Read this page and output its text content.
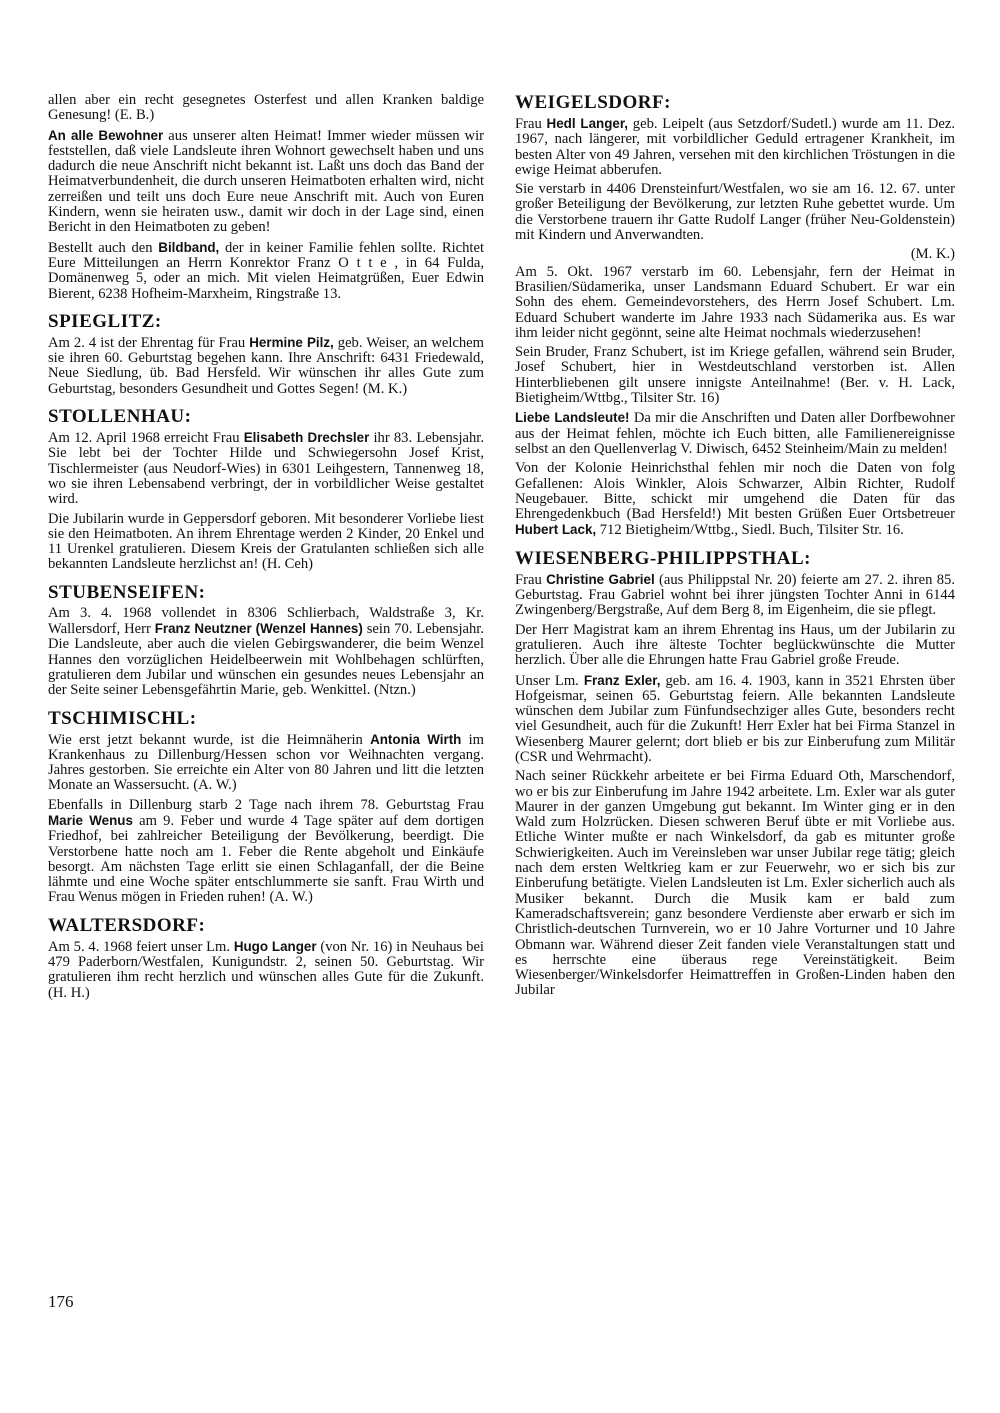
allen aber ein recht gesegnetes Osterfest und allen Kranken baldige Genesung! (E. B.)

An alle Bewohner aus unserer alten Heimat! Immer wieder müssen wir feststellen, daß viele Landsleute ihren Wohnort gewechselt haben und uns dadurch die neue Anschrift nicht bekannt ist. Laßt uns doch das Band der Heimatverbundenheit, die durch unseren Heimatboten erhalten wird, nicht zerreißen und teilt uns doch Eure neue Anschrift mit. Auch von Euren Kindern, wenn sie heiraten usw., damit wir doch in der Lage sind, einen Bericht in den Heimatboten zu geben!

Bestellt auch den Bildband, der in keiner Familie fehlen sollte. Richtet Eure Mitteilungen an Herrn Konrektor Franz O t t e , in 64 Fulda, Domänenweg 5, oder an mich. Mit vielen Heimatgrüßen, Euer Edwin Bierent, 6238 Hofheim-Marxheim, Ringstraße 13.

SPIEGLITZ:

Am 2. 4 ist der Ehrentag für Frau Hermine Pilz, geb. Weiser, an welchem sie ihren 60. Geburtstag begehen kann. Ihre Anschrift: 6431 Friedewald, Neue Siedlung, üb. Bad Hersfeld. Wir wünschen ihr alles Gute zum Geburtstag, besonders Gesundheit und Gottes Segen! (M. K.)

STOLLENHAU:

Am 12. April 1968 erreicht Frau Elisabeth Drechsler ihr 83. Lebensjahr. Sie lebt bei der Tochter Hilde und Schwiegersohn Josef Krist, Tischlermeister (aus Neudorf-Wies) in 6301 Leihgestern, Tannenweg 18, wo sie ihren Lebensabend verbringt, der in vorbildlicher Weise gestaltet wird.

Die Jubilarin wurde in Geppersdorf geboren. Mit besonderer Vorliebe liest sie den Heimatboten. An ihrem Ehrentage werden 2 Kinder, 20 Enkel und 11 Urenkel gratulieren. Diesem Kreis der Gratulanten schließen sich alle bekannten Landsleute herzlichst an! (H. Ceh)

STUBENSEIFEN:

Am 3. 4. 1968 vollendet in 8306 Schlierbach, Waldstraße 3, Kr. Wallersdorf, Herr Franz Neutzner (Wenzel Hannes) sein 70. Lebensjahr. Die Landsleute, aber auch die vielen Gebirgswanderer, die beim Wenzel Hannes den vorzüglichen Heidelbeerwein mit Wohlbehagen schlürften, gratulieren dem Jubilar und wünschen ein gesundes neues Lebensjahr an der Seite seiner Lebensgefährtin Marie, geb. Wenkittel. (Ntzn.)

TSCHIMISCHL:

Wie erst jetzt bekannt wurde, ist die Heimnäherin Antonia Wirth im Krankenhaus zu Dillenburg/Hessen schon vor Weihnachten vergang. Jahres gestorben. Sie erreichte ein Alter von 80 Jahren und litt die letzten Monate an Wassersucht. (A. W.)

Ebenfalls in Dillenburg starb 2 Tage nach ihrem 78. Geburtstag Frau Marie Wenus am 9. Feber und wurde 4 Tage später auf dem dortigen Friedhof, bei zahlreicher Beteiligung der Bevölkerung, beerdigt. Die Verstorbene hatte noch am 1. Feber die Rente abgeholt und Einkäufe besorgt. Am nächsten Tage erlitt sie einen Schlaganfall, der die Beine lähmte und eine Woche später entschlummerte sie sanft. Frau Wirth und Frau Wenus mögen in Frieden ruhen! (A. W.)

WALTERSDORF:

Am 5. 4. 1968 feiert unser Lm. Hugo Langer (von Nr. 16) in Neuhaus bei 479 Paderborn/Westfalen, Kunigundstr. 2, seinen 50. Geburtstag. Wir gratulieren ihm recht herzlich und wünschen alles Gute für die Zukunft. (H. H.)

WEIGELSDORF:

Frau Hedl Langer, geb. Leipelt (aus Setzdorf/Sudetl.) wurde am 11. Dez. 1967, nach längerer, mit vorbildlicher Geduld ertragener Krankheit, im besten Alter von 49 Jahren, versehen mit den kirchlichen Tröstungen in die ewige Heimat abberufen.

Sie verstarb in 4406 Drensteinfurt/Westfalen, wo sie am 16. 12. 67. unter großer Beteiligung der Bevölkerung, zur letzten Ruhe gebettet wurde. Um die Verstorbene trauern ihr Gatte Rudolf Langer (früher Neu-Goldenstein) mit Kindern und Anverwandten.

(M. K.)

Am 5. Okt. 1967 verstarb im 60. Lebensjahr, fern der Heimat in Brasilien/Südamerika, unser Landsmann Eduard Schubert. Er war ein Sohn des ehem. Gemeindevorstehers, des Herrn Josef Schubert. Lm. Eduard Schubert wanderte im Jahre 1933 nach Südamerika aus. Es war ihm leider nicht gegönnt, seine alte Heimat nochmals wiederzusehen!

Sein Bruder, Franz Schubert, ist im Kriege gefallen, während sein Bruder, Josef Schubert, hier in Westdeutschland verstorben ist. Allen Hinterbliebenen gilt unsere innigste Anteilnahme! (Ber. v. H. Lack, Bietigheim/Wttbg., Tilsiter Str. 16)

Liebe Landsleute! Da mir die Anschriften und Daten aller Dorfbewohner aus der Heimat fehlen, möchte ich Euch bitten, alle Familienereignisse selbst an den Quellenverlag V. Diwisch, 6452 Steinheim/Main zu melden!

Von der Kolonie Heinrichsthal fehlen mir noch die Daten von folg Gefallenen: Alois Winkler, Alois Schwarzer, Albin Richter, Rudolf Neugebauer. Bitte, schickt mir umgehend die Daten für das Ehrengedenkbuch (Bad Hersfeld!) Mit besten Grüßen Euer Ortsbetreuer Hubert Lack, 712 Bietigheim/Wttbg., Siedl. Buch, Tilsiter Str. 16.

WIESENBERG-PHILIPPSTHAL:

Frau Christine Gabriel (aus Philippstal Nr. 20) feierte am 27. 2. ihren 85. Geburtstag. Frau Gabriel wohnt bei ihrer jüngsten Tochter Anni in 6144 Zwingenberg/Bergstraße, Auf dem Berg 8, im Eigenheim, die sie pflegt.

Der Herr Magistrat kam an ihrem Ehrentag ins Haus, um der Jubilarin zu gratulieren. Auch ihre älteste Tochter beglückwünschte die Mutter herzlich. Über alle die Ehrungen hatte Frau Gabriel große Freude.

Unser Lm. Franz Exler, geb. am 16. 4. 1903, kann in 3521 Ehrsten über Hofgeismar, seinen 65. Geburtstag feiern. Alle bekannten Landsleute wünschen dem Jubilar zum Fünfundsechziger alles Gute, besonders recht viel Gesundheit, auch für die Zukunft! Herr Exler hat bei Firma Stanzel in Wiesenberg Maurer gelernt; dort blieb er bis zur Einberufung zum Militär (CSR und Wehrmacht).

Nach seiner Rückkehr arbeitete er bei Firma Eduard Oth, Marschendorf, wo er bis zur Einberufung im Jahre 1942 arbeitete. Lm. Exler war als guter Maurer in der ganzen Umgebung gut bekannt. Im Winter ging er in den Wald zum Holzrücken. Diesen schweren Beruf übte er mit Vorliebe aus. Etliche Winter mußte er nach Winkelsdorf, da gab es mitunter große Schwierigkeiten. Auch im Vereinsleben war unser Jubilar rege tätig; gleich nach dem ersten Weltkrieg kam er zur Feuerwehr, wo er sich bis zur Einberufung betätigte. Vielen Landsleuten ist Lm. Exler sicherlich auch als Musiker bekannt. Durch die Musik kam er bald zum Kameradschaftsverein; ganz besondere Verdienste aber erwarb er sich im Christlich-deutschen Turnverein, wo er 10 Jahre Vorturner und 10 Jahre Obmann war. Während dieser Zeit fanden viele Veranstaltungen statt und es herrschte eine überaus rege Vereinstätigkeit. Beim Wiesenberger/Winkelsdorfer Heimattreffen in Großen-Linden haben den Jubilar

176
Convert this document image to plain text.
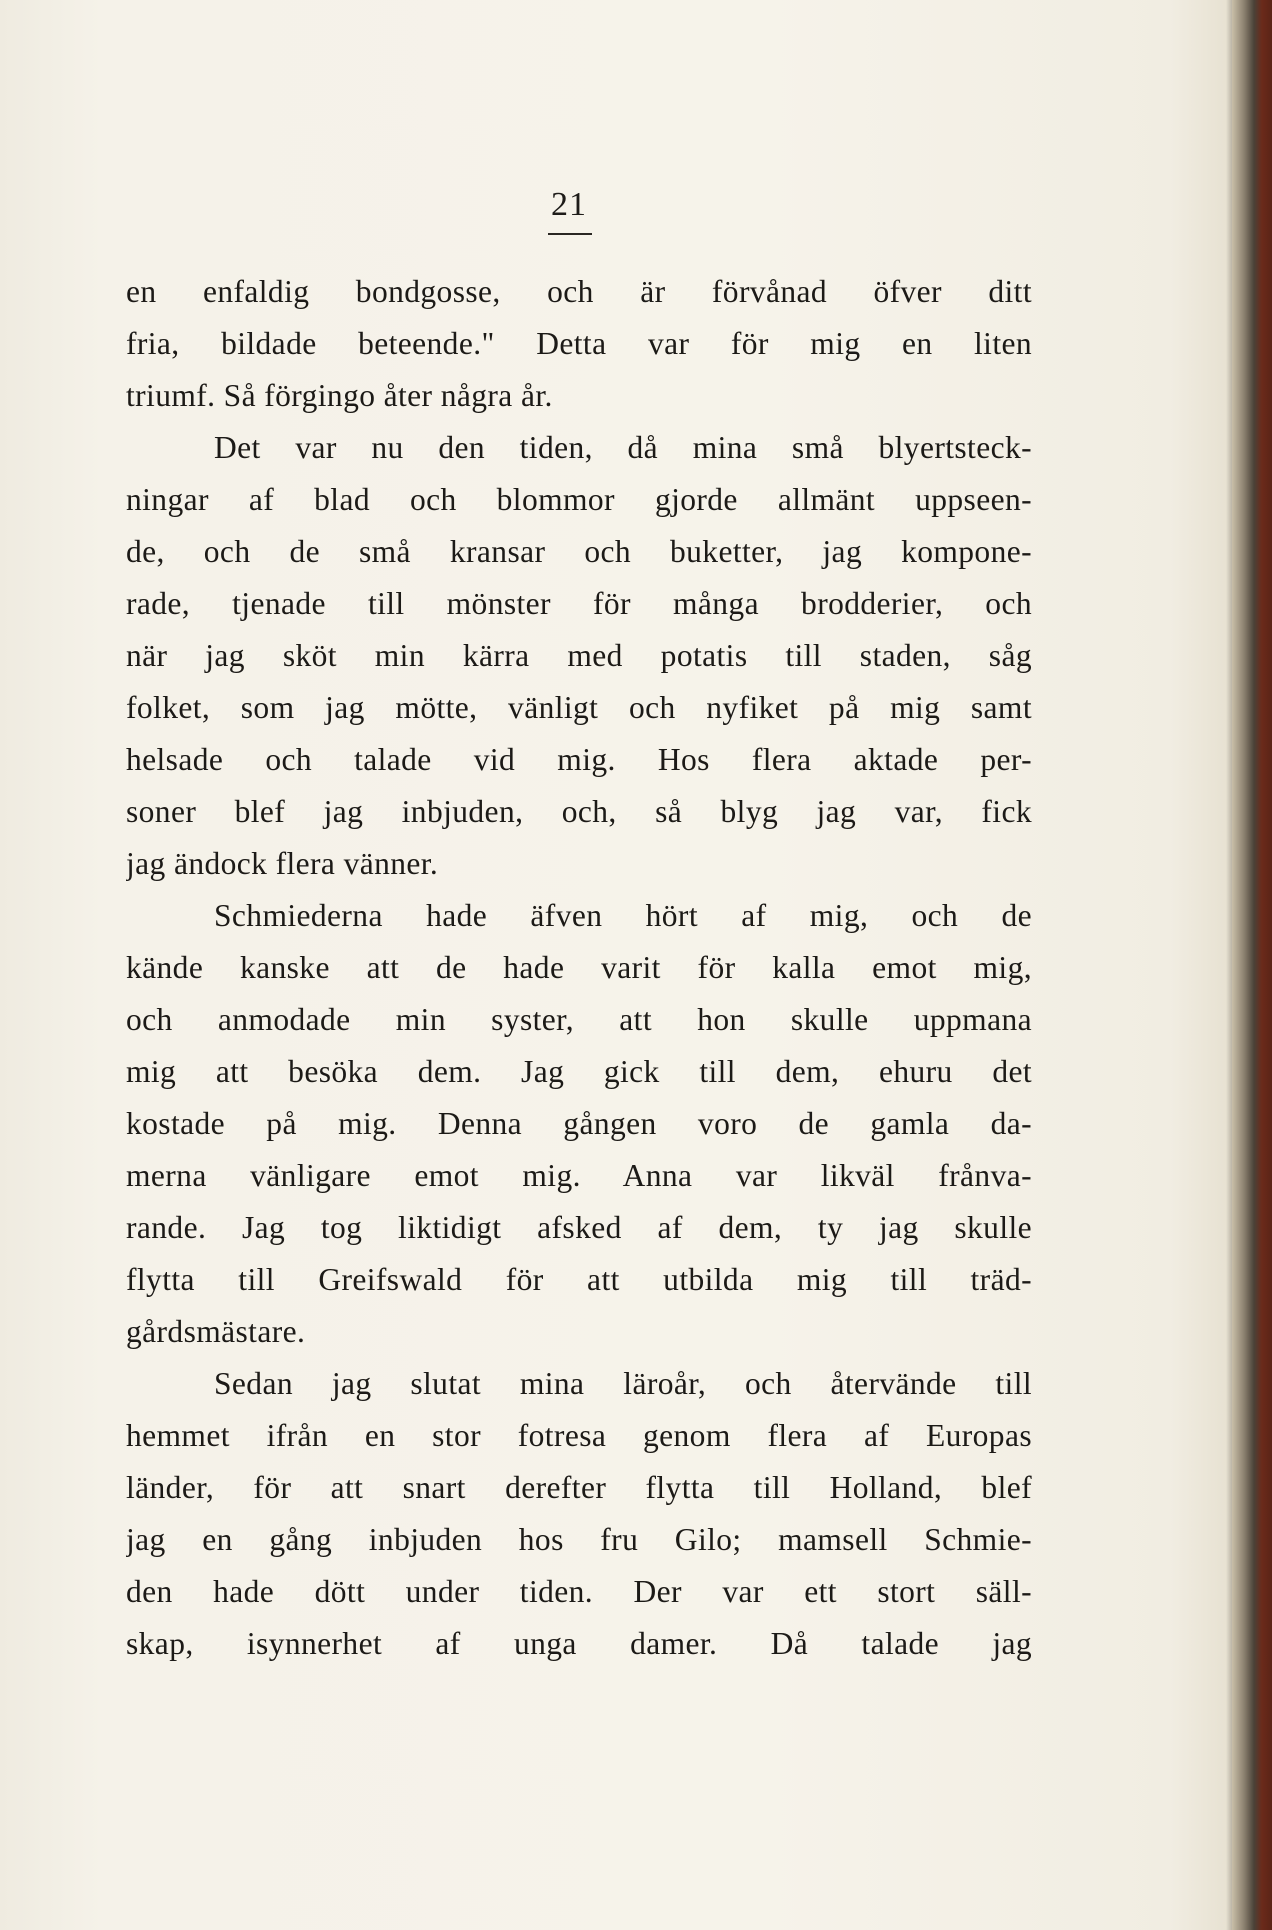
21
en enfaldig bondgosse, och är förvånad öfver ditt
fria, bildade beteende." Detta var för mig en liten
triumf. Så förgingo åter några år.
Det var nu den tiden, då mina små blyertsteck-
ningar af blad och blommor gjorde allmänt uppseen-
de, och de små kransar och buketter, jag kompone-
rade, tjenade till mönster för många brodderier, och
när jag sköt min kärra med potatis till staden, såg
folket, som jag mötte, vänligt och nyfiket på mig samt
helsade och talade vid mig. Hos flera aktade per-
soner blef jag inbjuden, och, så blyg jag var, fick
jag ändock flera vänner.
Schmiederna hade äfven hört af mig, och de
kände kanske att de hade varit för kalla emot mig,
och anmodade min syster, att hon skulle uppmana
mig att besöka dem. Jag gick till dem, ehuru det
kostade på mig. Denna gången voro de gamla da-
merna vänligare emot mig. Anna var likväl frånva-
rande. Jag tog liktidigt afsked af dem, ty jag skulle
flytta till Greifswald för att utbilda mig till träd-
gårdsmästare.
Sedan jag slutat mina läroår, och återvände till
hemmet ifrån en stor fotresa genom flera af Europas
länder, för att snart derefter flytta till Holland, blef
jag en gång inbjuden hos fru Gilo; mamsell Schmie-
den hade dött under tiden. Der var ett stort säll-
skap, isynnerhet af unga damer. Då talade jag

> ABOUT THIS EXERCISE
State, as a bare number, how many lines of the records above include "Dillenburg".

> TASK RESULT
2